As far as I can tell, it isn't even getting to the point where it would try to talk to zookeeper because it's using the wrong runtime.properties
.
did you try with by changing the mount path to /conf/druid/cluster/master/coordinator/runtime.properties
. The druid.sh is the same what i am using. Did you try the tiny-cluster.yaml in examples.
@EmiPhil haven't had a chance to look in detail but noticed....
druid.zk.service.host=zk-zookeeper-headless.default.svc.cluster.local
is that the name of headless service covering all zookeeper pods or you have just one zookeeper pod in the quorum ? If you have multiple zookeeper pods, You need to explicitly provide list of all zookeeper pods and not name of the headless service.
@AdheipSingh
Yeah the nodeConfigMountPath
has always been /conf/druid/cluster/master/coordinator
. When I log into the pod I can see the configuration is being put into that folder, but there is also another runtime.properties
files in /conf/druid/cluster/master/coordinator-overlord
and druid seems to be preferring to use that configuration.
@himanshug
Yep I have multiple. Fixed that in this new config, but the issue is still occuring.

════════════════

Stated problem a:
Reproduce the lines of the dataset entries listing word for word, starting with its first line and going on through the line that contains "settings-icon[interactable] <box>249 352".

Dataset entries

════════════════

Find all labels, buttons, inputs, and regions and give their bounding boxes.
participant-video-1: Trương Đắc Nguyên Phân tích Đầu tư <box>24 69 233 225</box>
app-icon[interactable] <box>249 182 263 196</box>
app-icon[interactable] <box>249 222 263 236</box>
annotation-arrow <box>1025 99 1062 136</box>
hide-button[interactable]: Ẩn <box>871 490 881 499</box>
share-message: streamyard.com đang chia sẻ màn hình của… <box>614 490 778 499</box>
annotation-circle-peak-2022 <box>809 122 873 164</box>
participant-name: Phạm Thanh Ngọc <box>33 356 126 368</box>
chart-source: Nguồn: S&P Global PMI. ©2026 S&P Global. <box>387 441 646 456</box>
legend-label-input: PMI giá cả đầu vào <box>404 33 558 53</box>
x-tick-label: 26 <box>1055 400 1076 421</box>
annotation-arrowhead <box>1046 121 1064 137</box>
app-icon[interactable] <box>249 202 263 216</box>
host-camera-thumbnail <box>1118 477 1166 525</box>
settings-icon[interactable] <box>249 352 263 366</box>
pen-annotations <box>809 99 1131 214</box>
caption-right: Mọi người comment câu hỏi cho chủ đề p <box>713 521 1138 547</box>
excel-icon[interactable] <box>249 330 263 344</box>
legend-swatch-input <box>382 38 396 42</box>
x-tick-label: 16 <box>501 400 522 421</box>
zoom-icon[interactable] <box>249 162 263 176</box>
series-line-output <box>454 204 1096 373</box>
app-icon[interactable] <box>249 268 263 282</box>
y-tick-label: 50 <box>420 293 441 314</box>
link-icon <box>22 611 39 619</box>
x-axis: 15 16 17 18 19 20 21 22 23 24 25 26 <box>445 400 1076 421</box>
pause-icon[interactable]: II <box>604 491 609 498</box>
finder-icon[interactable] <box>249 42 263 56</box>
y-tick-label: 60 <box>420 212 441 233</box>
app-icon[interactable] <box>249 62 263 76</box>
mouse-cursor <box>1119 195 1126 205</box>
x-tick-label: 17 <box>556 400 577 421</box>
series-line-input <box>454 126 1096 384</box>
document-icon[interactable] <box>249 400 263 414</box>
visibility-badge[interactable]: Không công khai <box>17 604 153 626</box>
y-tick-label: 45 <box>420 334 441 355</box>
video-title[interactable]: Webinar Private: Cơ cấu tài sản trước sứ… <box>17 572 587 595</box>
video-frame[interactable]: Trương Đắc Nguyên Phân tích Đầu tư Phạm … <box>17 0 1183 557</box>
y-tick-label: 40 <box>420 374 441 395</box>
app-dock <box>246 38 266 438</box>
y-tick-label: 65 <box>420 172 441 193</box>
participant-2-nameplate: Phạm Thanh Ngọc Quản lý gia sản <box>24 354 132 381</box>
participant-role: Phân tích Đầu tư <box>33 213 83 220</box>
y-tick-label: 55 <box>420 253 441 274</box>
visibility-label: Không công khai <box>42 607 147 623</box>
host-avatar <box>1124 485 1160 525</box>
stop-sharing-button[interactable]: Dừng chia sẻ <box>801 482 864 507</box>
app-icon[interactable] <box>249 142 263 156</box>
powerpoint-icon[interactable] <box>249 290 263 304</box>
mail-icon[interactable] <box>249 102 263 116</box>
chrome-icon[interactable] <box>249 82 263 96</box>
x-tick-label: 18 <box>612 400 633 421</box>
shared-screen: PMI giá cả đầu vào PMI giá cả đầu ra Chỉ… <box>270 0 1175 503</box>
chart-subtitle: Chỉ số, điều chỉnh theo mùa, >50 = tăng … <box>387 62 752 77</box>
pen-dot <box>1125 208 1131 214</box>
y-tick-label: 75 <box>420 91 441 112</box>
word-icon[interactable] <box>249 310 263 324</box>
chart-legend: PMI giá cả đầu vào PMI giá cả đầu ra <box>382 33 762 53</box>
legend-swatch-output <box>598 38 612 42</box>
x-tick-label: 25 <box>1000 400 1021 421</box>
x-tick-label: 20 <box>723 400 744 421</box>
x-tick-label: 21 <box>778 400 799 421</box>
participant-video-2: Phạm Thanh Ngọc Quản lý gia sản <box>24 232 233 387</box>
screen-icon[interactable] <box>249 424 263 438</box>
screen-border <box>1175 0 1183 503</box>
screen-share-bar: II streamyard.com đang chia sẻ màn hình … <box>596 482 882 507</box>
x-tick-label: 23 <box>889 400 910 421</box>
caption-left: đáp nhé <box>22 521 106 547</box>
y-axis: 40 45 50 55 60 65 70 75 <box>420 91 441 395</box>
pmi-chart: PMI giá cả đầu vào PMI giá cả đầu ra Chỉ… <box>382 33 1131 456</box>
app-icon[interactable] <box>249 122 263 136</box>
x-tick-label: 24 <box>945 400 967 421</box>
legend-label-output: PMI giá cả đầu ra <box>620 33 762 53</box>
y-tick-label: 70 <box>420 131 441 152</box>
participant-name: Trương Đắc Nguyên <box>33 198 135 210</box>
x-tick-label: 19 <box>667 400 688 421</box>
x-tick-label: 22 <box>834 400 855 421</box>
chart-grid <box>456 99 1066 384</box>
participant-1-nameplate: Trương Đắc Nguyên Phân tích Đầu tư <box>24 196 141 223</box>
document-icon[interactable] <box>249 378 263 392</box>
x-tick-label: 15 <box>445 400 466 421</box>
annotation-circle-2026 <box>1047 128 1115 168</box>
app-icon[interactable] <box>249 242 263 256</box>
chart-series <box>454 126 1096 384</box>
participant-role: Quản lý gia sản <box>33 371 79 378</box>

════════════════

Stated problem b:
According to the forum thread, in which folder are the other runtime.properties files that druid seems to prefer?

Written solution a:
Find all labels, buttons, inputs, and regions and give their bounding boxes.
participant-video-1: Trương Đắc Nguyên Phân tích Đầu tư <box>24 69 233 225</box>
app-icon[interactable] <box>249 182 263 196</box>
app-icon[interactable] <box>249 222 263 236</box>
annotation-arrow <box>1025 99 1062 136</box>
hide-button[interactable]: Ẩn <box>871 490 881 499</box>
share-message: streamyard.com đang chia sẻ màn hình của… <box>614 490 778 499</box>
annotation-circle-peak-2022 <box>809 122 873 164</box>
participant-name: Phạm Thanh Ngọc <box>33 356 126 368</box>
chart-source: Nguồn: S&P Global PMI. ©2026 S&P Global. <box>387 441 646 456</box>
legend-label-input: PMI giá cả đầu vào <box>404 33 558 53</box>
x-tick-label: 26 <box>1055 400 1076 421</box>
annotation-arrowhead <box>1046 121 1064 137</box>
app-icon[interactable] <box>249 202 263 216</box>
host-camera-thumbnail <box>1118 477 1166 525</box>
settings-icon[interactable] <box>249 352 263 366</box>

Written solution b:
/conf/druid/cluster/master/coordinator-overlord